> _Figure record extracts_
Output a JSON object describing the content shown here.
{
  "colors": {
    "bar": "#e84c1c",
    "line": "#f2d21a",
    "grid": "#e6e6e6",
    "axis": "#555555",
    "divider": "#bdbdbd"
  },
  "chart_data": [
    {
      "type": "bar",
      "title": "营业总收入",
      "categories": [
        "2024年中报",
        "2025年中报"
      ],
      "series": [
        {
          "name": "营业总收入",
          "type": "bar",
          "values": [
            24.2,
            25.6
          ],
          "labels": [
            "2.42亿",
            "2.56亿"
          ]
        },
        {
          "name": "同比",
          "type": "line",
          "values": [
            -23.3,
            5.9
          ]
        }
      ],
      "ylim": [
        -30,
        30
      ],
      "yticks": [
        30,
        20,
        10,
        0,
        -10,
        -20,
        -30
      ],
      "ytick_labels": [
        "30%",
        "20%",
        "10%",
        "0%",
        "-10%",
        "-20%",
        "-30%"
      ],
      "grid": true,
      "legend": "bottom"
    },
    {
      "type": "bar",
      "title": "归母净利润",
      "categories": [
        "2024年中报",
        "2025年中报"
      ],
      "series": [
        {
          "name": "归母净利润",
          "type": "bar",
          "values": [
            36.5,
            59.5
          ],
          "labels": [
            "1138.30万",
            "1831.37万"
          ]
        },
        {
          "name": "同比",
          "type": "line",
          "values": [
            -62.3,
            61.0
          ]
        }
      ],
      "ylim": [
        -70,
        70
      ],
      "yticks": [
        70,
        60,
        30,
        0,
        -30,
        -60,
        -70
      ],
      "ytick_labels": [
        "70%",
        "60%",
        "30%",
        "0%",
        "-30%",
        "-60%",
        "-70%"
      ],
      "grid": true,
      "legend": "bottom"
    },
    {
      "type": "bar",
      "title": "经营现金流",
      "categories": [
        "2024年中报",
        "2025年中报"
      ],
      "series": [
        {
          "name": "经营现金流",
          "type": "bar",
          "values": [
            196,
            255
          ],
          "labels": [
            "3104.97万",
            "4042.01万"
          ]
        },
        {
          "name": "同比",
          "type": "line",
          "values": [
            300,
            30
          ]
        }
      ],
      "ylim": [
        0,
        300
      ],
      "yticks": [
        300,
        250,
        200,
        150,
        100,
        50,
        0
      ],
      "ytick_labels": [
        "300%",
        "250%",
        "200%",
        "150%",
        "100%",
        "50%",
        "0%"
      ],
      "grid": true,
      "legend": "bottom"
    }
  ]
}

> _Written task_
The records above are to be copied in full, exactly as written.

> _Exercise result_
Output a JSON object describing the content shown here.
{
  "colors": {
    "bar": "#e84c1c",
    "line": "#f2d21a",
    "grid": "#e6e6e6",
    "axis": "#555555",
    "divider": "#bdbdbd"
  },
  "chart_data": [
    {
      "type": "bar",
      "title": "营业总收入",
      "categories": [
        "2024年中报",
        "2025年中报"
      ],
      "series": [
        {
          "name": "营业总收入",
          "type": "bar",
          "values": [
            24.2,
            25.6
          ],
          "labels": [
            "2.42亿",
            "2.56亿"
          ]
        },
        {
          "name": "同比",
          "type": "line",
          "values": [
            -23.3,
            5.9
          ]
        }
      ],
      "ylim": [
        -30,
        30
      ],
      "yticks": [
        30,
        20,
        10,
        0,
        -10,
        -20,
        -30
      ],
      "ytick_labels": [
        "30%",
        "20%",
        "10%",
        "0%",
        "-10%",
        "-20%",
        "-30%"
      ],
      "grid": true,
      "legend": "bottom"
    },
    {
      "type": "bar",
      "title": "归母净利润",
      "categories": [
        "2024年中报",
        "2025年中报"
      ],
      "series": [
        {
          "name": "归母净利润",
          "type": "bar",
          "values": [
            36.5,
            59.5
          ],
          "labels": [
            "1138.30万",
            "1831.37万"
          ]
        },
        {
          "name": "同比",
          "type": "line",
          "values": [
            -62.3,
            61.0
          ]
        }
      ],
      "ylim": [
        -70,
        70
      ],
      "yticks": [
        70,
        60,
        30,
        0,
        -30,
        -60,
        -70
      ],
      "ytick_labels": [
        "70%",
        "60%",
        "30%",
        "0%",
        "-30%",
        "-60%",
        "-70%"
      ],
      "grid": true,
      "legend": "bottom"
    },
    {
      "type": "bar",
      "title": "经营现金流",
      "categories": [
        "2024年中报",
        "2025年中报"
      ],
      "series": [
        {
          "name": "经营现金流",
          "type": "bar",
          "values": [
            196,
            255
          ],
          "labels": [
            "3104.97万",
            "4042.01万"
          ]
        },
        {
          "name": "同比",
          "type": "line",
          "values": [
            300,
            30
          ]
        }
      ],
      "ylim": [
        0,
        300
      ],
      "yticks": [
        300,
        250,
        200,
        150,
        100,
        50,
        0
      ],
      "ytick_labels": [
        "300%",
        "250%",
        "200%",
        "150%",
        "100%",
        "50%",
        "0%"
      ],
      "grid": true,
      "legend": "bottom"
    }
  ]
}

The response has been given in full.